### EXERCISE GOAL
Find all lines in the listing that include the word "JSON", then copy them.

### PROVIDED DATA
* * * * * * *
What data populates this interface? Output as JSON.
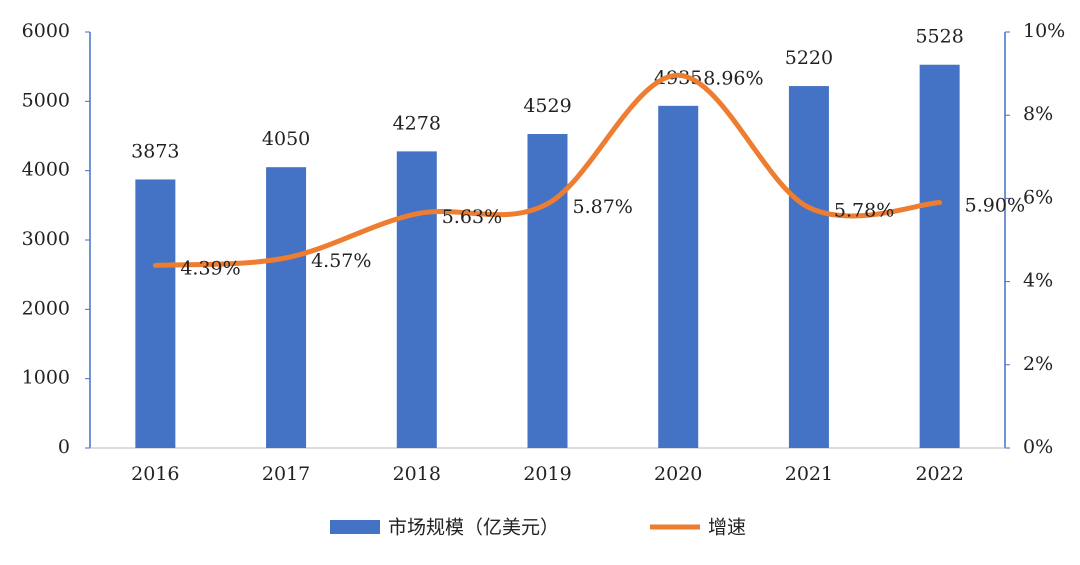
{
  "chart_data": {
    "type": "bar",
    "categories": [
      "2016",
      "2017",
      "2018",
      "2019",
      "2020",
      "2021",
      "2022"
    ],
    "series": [
      {
        "name": "市场规模（亿美元）",
        "type": "bar",
        "color": "#4472c4",
        "values": [
          3873,
          4050,
          4278,
          4529,
          4935,
          5220,
          5528
        ]
      },
      {
        "name": "增速",
        "type": "line",
        "axis": "y2",
        "color": "#ed7d31",
        "values": [
          4.39,
          4.57,
          5.63,
          5.87,
          8.96,
          5.78,
          5.9
        ],
        "value_labels": [
          "4.39%",
          "4.57%",
          "5.63%",
          "5.87%",
          "8.96%",
          "5.78%",
          "5.90%"
        ]
      }
    ],
    "ylim": [
      0,
      6000
    ],
    "yticks": [
      0,
      1000,
      2000,
      3000,
      4000,
      5000,
      6000
    ],
    "y2lim": [
      0,
      10
    ],
    "y2ticks": [
      {
        "value": 0,
        "label": "0%"
      },
      {
        "value": 2,
        "label": "2%"
      },
      {
        "value": 4,
        "label": "4%"
      },
      {
        "value": 6,
        "label": "6%"
      },
      {
        "value": 8,
        "label": "8%"
      },
      {
        "value": 10,
        "label": "10%"
      }
    ],
    "legend": "bottom"
  }
}
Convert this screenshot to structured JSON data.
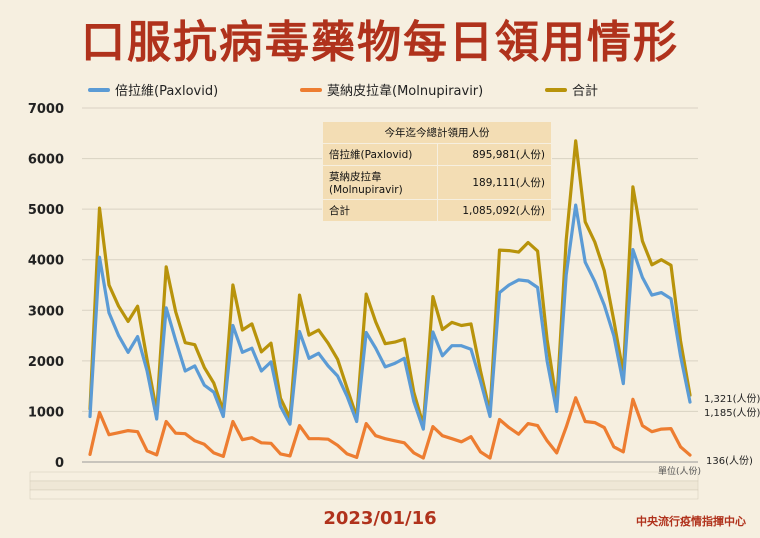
{
  "title": "口服抗病毒藥物每日領用情形",
  "date": "2023/01/16",
  "org": "中央流行疫情指揮中心",
  "unit": "單位(人份)",
  "colors": {
    "paxlovid": "#5b9bd5",
    "molnupiravir": "#ed7d31",
    "total": "#b8930b",
    "title": "#b0321c"
  },
  "summary_table": {
    "header": "今年迄今總計領用人份",
    "rows": [
      {
        "label": "倍拉維(Paxlovid)",
        "value": "895,981(人份)"
      },
      {
        "label": "莫納皮拉韋\n(Molnupiravir)",
        "value": "189,111(人份)"
      },
      {
        "label": "合計",
        "value": "1,085,092(人份)"
      }
    ]
  },
  "end_labels": {
    "total": "1,321(人份)",
    "paxlovid": "1,185(人份)",
    "molnupiravir": "136(人份)"
  },
  "chart_data": {
    "type": "line",
    "ylim": [
      0,
      7000
    ],
    "yticks": [
      0,
      1000,
      2000,
      3000,
      4000,
      5000,
      6000,
      7000
    ],
    "grid": true,
    "legend": "top",
    "series": [
      {
        "name": "倍拉維(Paxlovid)",
        "color": "#5b9bd5",
        "values": [
          900,
          4050,
          2950,
          2500,
          2170,
          2480,
          1800,
          850,
          3050,
          2400,
          1800,
          1900,
          1520,
          1380,
          900,
          2700,
          2170,
          2250,
          1800,
          1980,
          1100,
          750,
          2580,
          2050,
          2150,
          1900,
          1700,
          1300,
          800,
          2560,
          2250,
          1880,
          1950,
          2050,
          1200,
          650,
          2570,
          2100,
          2300,
          2300,
          2230,
          1600,
          900,
          3350,
          3500,
          3600,
          3580,
          3450,
          2000,
          1000,
          3700,
          5080,
          3950,
          3570,
          3100,
          2500,
          1550,
          4200,
          3650,
          3300,
          3350,
          3230,
          2100,
          1185
        ]
      },
      {
        "name": "莫納皮拉韋(Molnupiravir)",
        "color": "#ed7d31",
        "values": [
          150,
          980,
          540,
          580,
          620,
          600,
          220,
          140,
          800,
          570,
          560,
          420,
          350,
          180,
          110,
          800,
          440,
          480,
          380,
          370,
          160,
          120,
          720,
          460,
          460,
          450,
          330,
          160,
          90,
          760,
          520,
          460,
          420,
          380,
          180,
          80,
          700,
          520,
          460,
          400,
          500,
          200,
          80,
          840,
          680,
          550,
          760,
          720,
          420,
          180,
          690,
          1270,
          800,
          780,
          680,
          300,
          200,
          1240,
          720,
          600,
          650,
          660,
          300,
          136
        ]
      },
      {
        "name": "合計",
        "color": "#b8930b",
        "values": [
          1050,
          5020,
          3500,
          3080,
          2780,
          3080,
          2020,
          990,
          3860,
          2970,
          2360,
          2320,
          1870,
          1560,
          1010,
          3500,
          2610,
          2730,
          2180,
          2350,
          1260,
          870,
          3300,
          2510,
          2610,
          2350,
          2030,
          1460,
          890,
          3320,
          2770,
          2340,
          2370,
          2430,
          1380,
          730,
          3270,
          2620,
          2760,
          2700,
          2730,
          1800,
          980,
          4190,
          4180,
          4150,
          4340,
          4170,
          2420,
          1180,
          4390,
          6350,
          4750,
          4350,
          3780,
          2800,
          1750,
          5440,
          4370,
          3900,
          4000,
          3890,
          2400,
          1321
        ]
      }
    ]
  }
}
* * * * * * *
### REPLY
What data populates this interface? Output as JSON.
Convert this screenshot to structured JSON data.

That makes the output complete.